START Passage to read

📚 Neural Network Library Implementation

Course Link

This document reviews the main themes and key takeaways from Deep Learning Systems: Algorithms and Implementation** at Carnegie Mellon University, taught by J. Zico Kolter and Tianqi Chen.

🛠️ I. Introduction & Setup

🎉 Welcoming participants back to the Deep Learning Systems: Algorithms and Implementation course.
🖥️ Instructions on setting up the Needle repository for lecture 8:
- Cloning the repository.
- Commenting out specific code blocks.
📝 Note: Copy-paste the automatic differentiation implementation for this lecture.

alt_text

🤔 II. Revisiting Needle & Weight Updates

🧠 Refreshing Needle concepts from Lecture 4 and Homework 1:
- Defining Needle tensors and handling weight updates.
🚧 Challenges in weight updates:
- Maintaining computational graphs while avoiding memory leaks caused by graph accumulation.
💡 Solution: Using detached tensors to eliminate computational graphs during updates:
- Explains w.data and w.detach in the Needle codebase.
🔄 Demonstration:
- Showcasing the benefits of in-place mutations for efficient weight updates.

⚖️ III. Numerical Stability & Softmax

🧮 Highlighting numerical instability issues:
- Caused by floating-point precision limits, particularly in softmax calculations.
🔥 Example: Overflow errors during naive softmax computation with large values.

END Passage to read
START Rows

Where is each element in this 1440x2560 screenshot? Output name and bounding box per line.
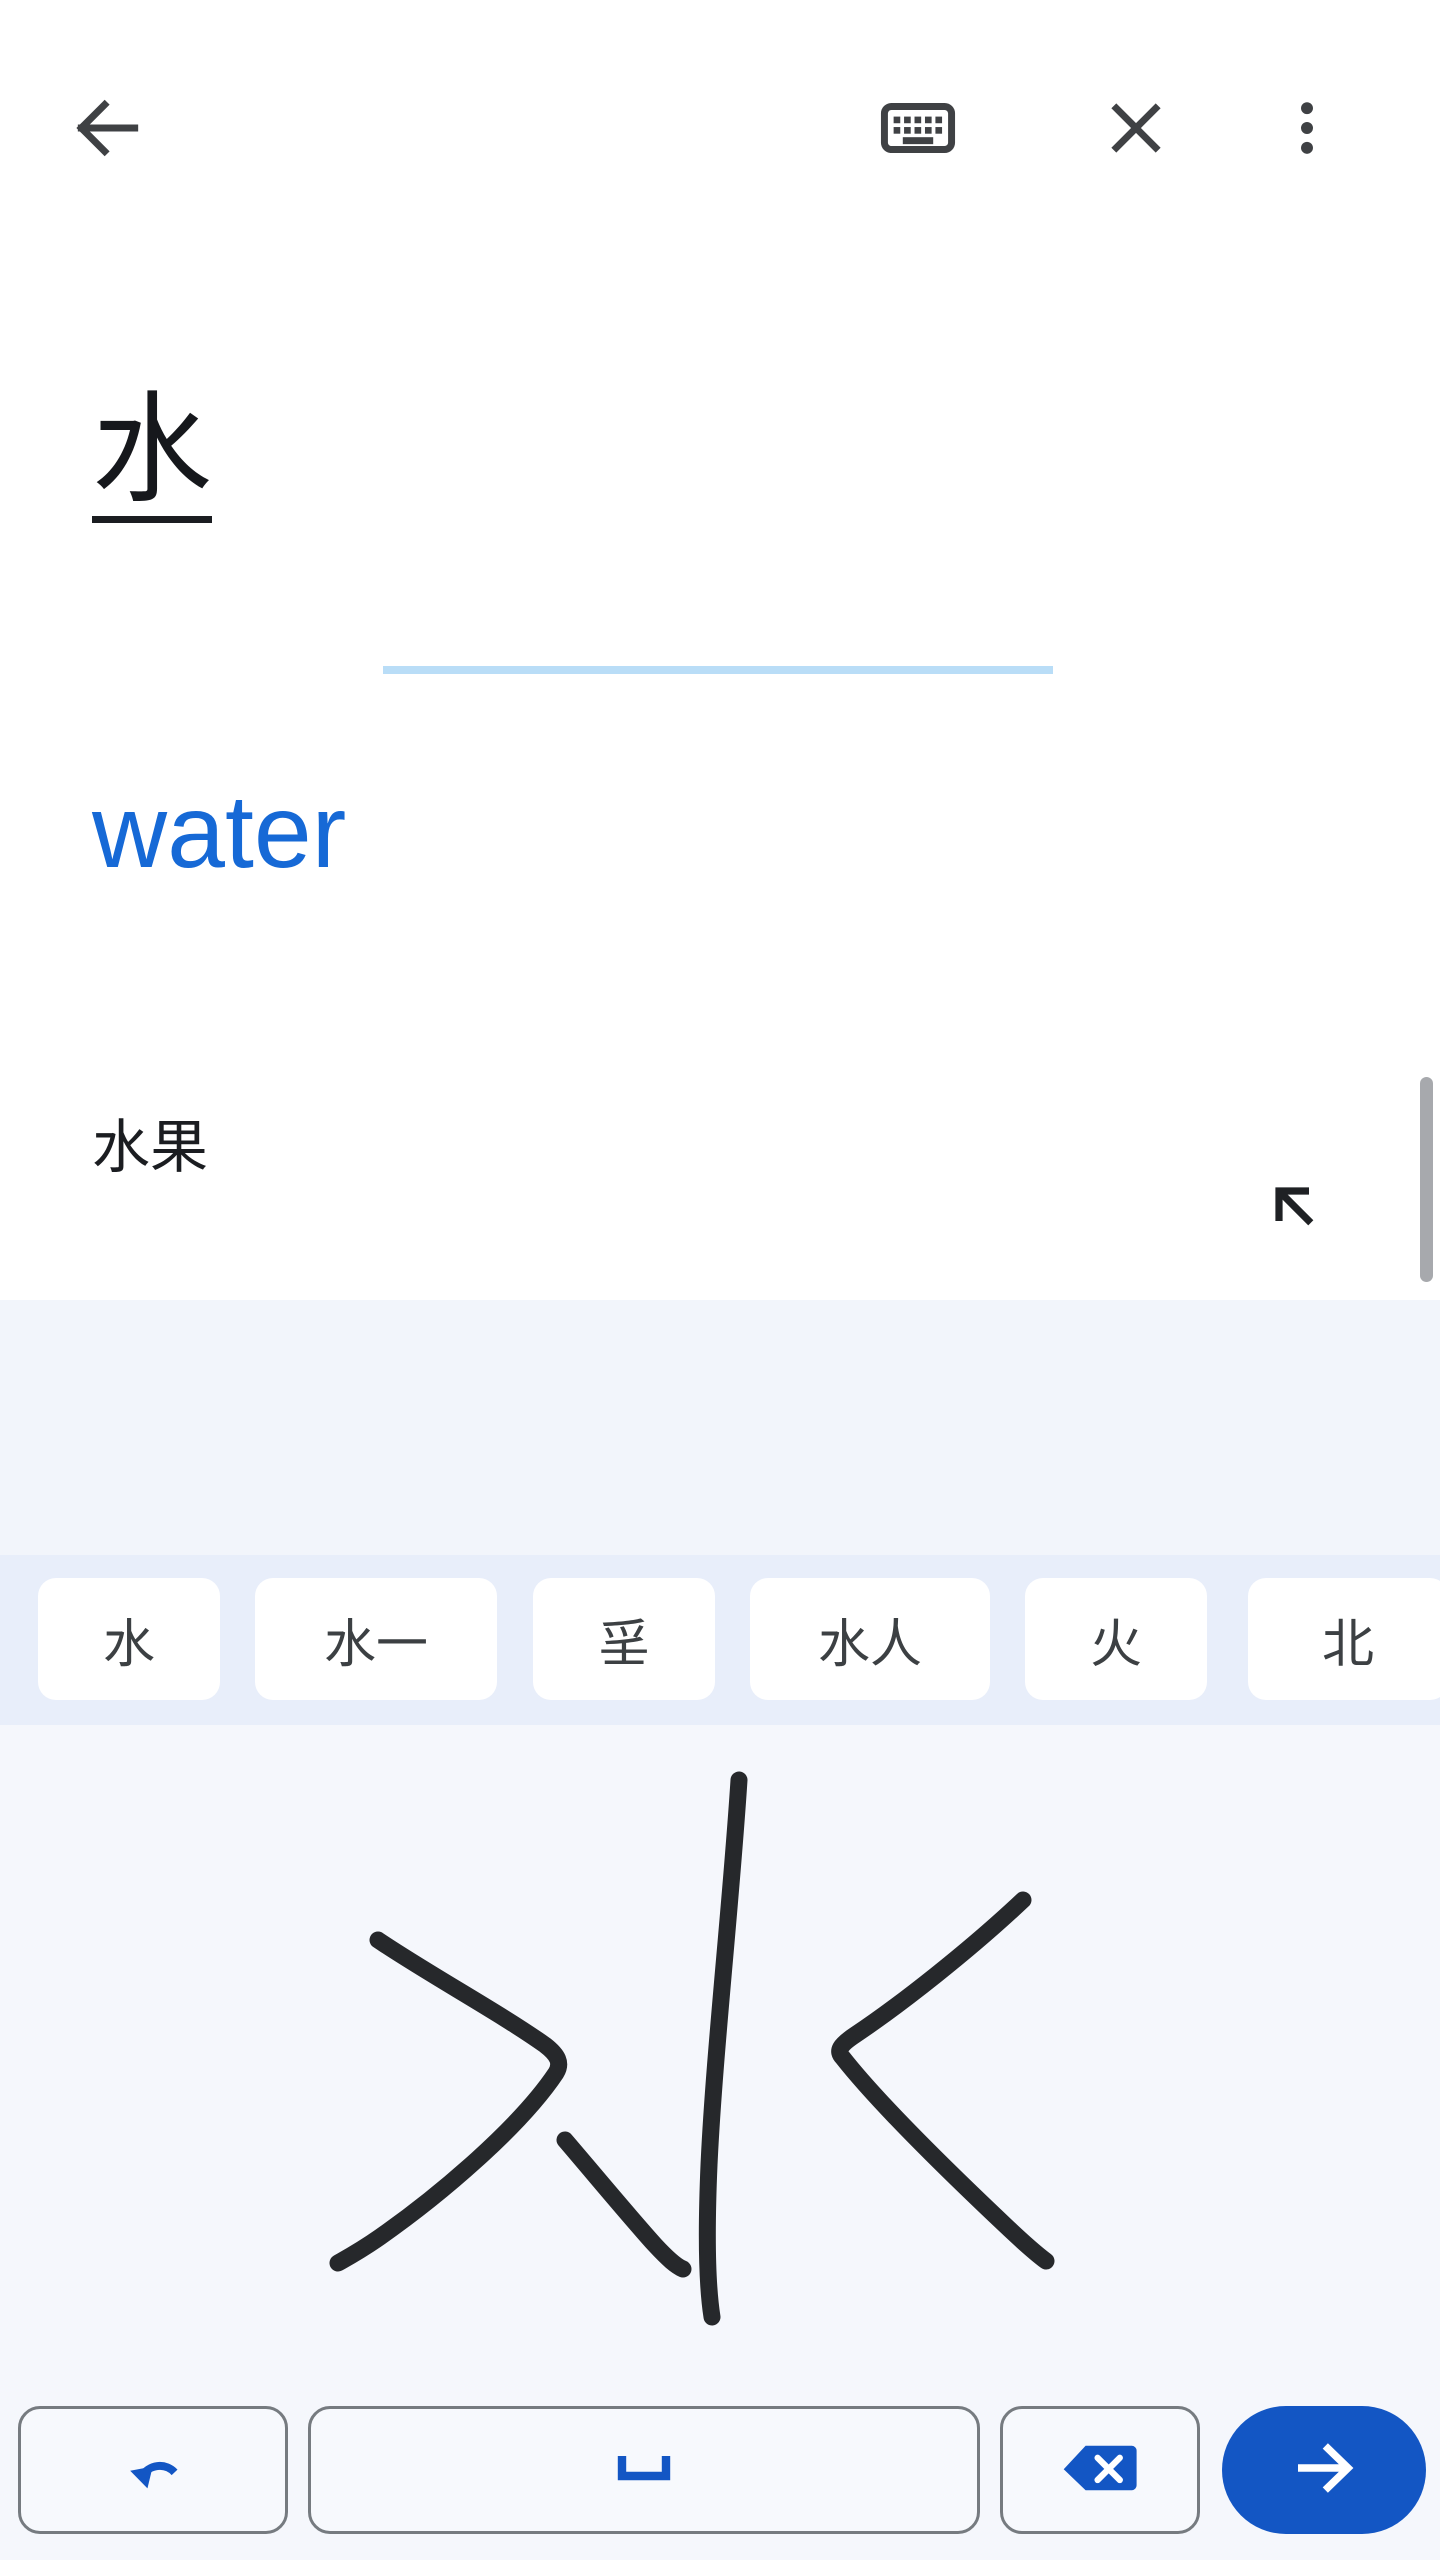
translation-sheet: 水 water 水果 <box>0 0 1440 1300</box>
candidate-label: 㸒 <box>597 1615 650 1674</box>
candidate-label: 水人 <box>817 1615 922 1674</box>
candidate-label: 火 <box>1089 1615 1142 1674</box>
back-arrow-icon[interactable] <box>60 80 156 176</box>
candidate-label: 水 <box>102 1615 155 1674</box>
keyboard-icon[interactable] <box>870 80 966 176</box>
candidate-chip[interactable]: 水人 <box>750 1578 990 1700</box>
handwriting-canvas[interactable] <box>0 1725 1440 2380</box>
language-bar: Chinese (Si... English <box>0 1300 1440 1555</box>
arrow-north-west-icon[interactable] <box>1258 1170 1330 1242</box>
candidate-chip[interactable]: 火 <box>1025 1578 1207 1700</box>
candidate-chip[interactable]: 㸒 <box>533 1578 715 1700</box>
candidate-chip[interactable]: 水 <box>38 1578 220 1700</box>
candidate-chip[interactable]: 北 <box>1248 1578 1440 1700</box>
candidate-label: 北 <box>1321 1615 1374 1674</box>
candidate-chip[interactable]: 水一 <box>255 1578 497 1700</box>
translate-handwriting-screen: 水 water 水果 Chinese (Si... <box>0 0 1440 2560</box>
suggestion-text[interactable]: 水果 <box>92 1119 208 1177</box>
source-text[interactable]: 水 <box>92 390 212 523</box>
keyboard-key-row <box>0 2380 1440 2560</box>
space-bar-icon <box>613 2448 675 2493</box>
candidate-label: 水一 <box>323 1615 428 1674</box>
undo-button[interactable] <box>18 2406 288 2534</box>
app-bar <box>0 0 1440 210</box>
translation-result[interactable]: water <box>92 780 346 884</box>
more-vert-icon[interactable] <box>1272 80 1342 176</box>
suggestion-row[interactable]: 水果 <box>0 1075 1440 1285</box>
space-button[interactable] <box>308 2406 980 2534</box>
composing-underline <box>383 666 1053 674</box>
enter-button[interactable] <box>1222 2406 1426 2534</box>
backspace-button[interactable] <box>1000 2406 1200 2534</box>
candidate-strip[interactable]: 水 水一 㸒 水人 火 北 <box>0 1555 1440 1725</box>
undo-icon <box>116 2431 190 2510</box>
close-icon[interactable] <box>1088 80 1184 176</box>
backspace-icon <box>1058 2437 1142 2504</box>
suggestion-scrollbar[interactable] <box>1420 1077 1433 1282</box>
arrow-forward-icon <box>1285 2429 1363 2512</box>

END Rows

**Description of the task:**
Pick up the course notes on the neural network library where they stop, and keep writing them in the same outline style.

**Response to this exercise:**
✅ Solution:
- Subtract the maximum value from the input before softmax to ensure stability.
🔍 Similar considerations for:
- logsoftmax and logsumexp.

🏗️ IV. Building a Neural Network Library: Modules

🔨 Transitioning to designing a neural network library:
- Focused on the nn.Module concept.
🧱 Implementing:
- Parameter class: Distinguishes specific tensors as parameters within modules.
- Module class: Adds functionality to recursively extract parameters.
✨ Demonstration:
- Using the Module class with a ScaleAdd module:
  - Defines parameters.
  - Implements the forward function.
  - Retrieves parameters recursively.
- Modular composition example: MultiPathScaleAdd combines two ScaleAdd modules.

class Parameter(ndl.Tensor):
    """parameter"""

def _get_params(value):
    if isinstance(value, Parameter):
        return [value]
    if isinstance(value, dict):
        params = []
        for k, v in value.items():
            params += _get_params(v)
        return params
    if isinstance(value, Module):
        return value.parameters()
    return []

class Module:
    def parameters(self):
        return _get_params(self.__dict__)

    def __call__(self, *args, **kwargs):
        return self.forward(*args, **kwargs)

class ScaleAdd(Module):
    def __init__(self, init_s=1, init_b=0):
        self.s = Parameter([init_s], dtype="float32")
        self.b = Parameter([init_b], dtype="float32")

    def forward(self, x):
        return x * self.s + self.b

class MultiPathScaleAdd(Module):
    def __init__(self):
        self.path0 = ScaleAdd()
        self.path1 = ScaleAdd()

    def forward(self, x):
        return self.path0(x) + self.path1(x)

Parameter Class

A Parameter is a specialized tensor to represent learnable weights in a model. It extends the base tensor class and is used to distinguish between normal tensors and parameters like weights or biases.

Purpose: Identifies tensors used as parameters in a model.
Example: A weight parameter initialized to a specific value is treated as a Parameter.

_get_params Function

A recursive helper function to extract all Parameter objects from various data structures like dictionaries, modules, or a single parameter.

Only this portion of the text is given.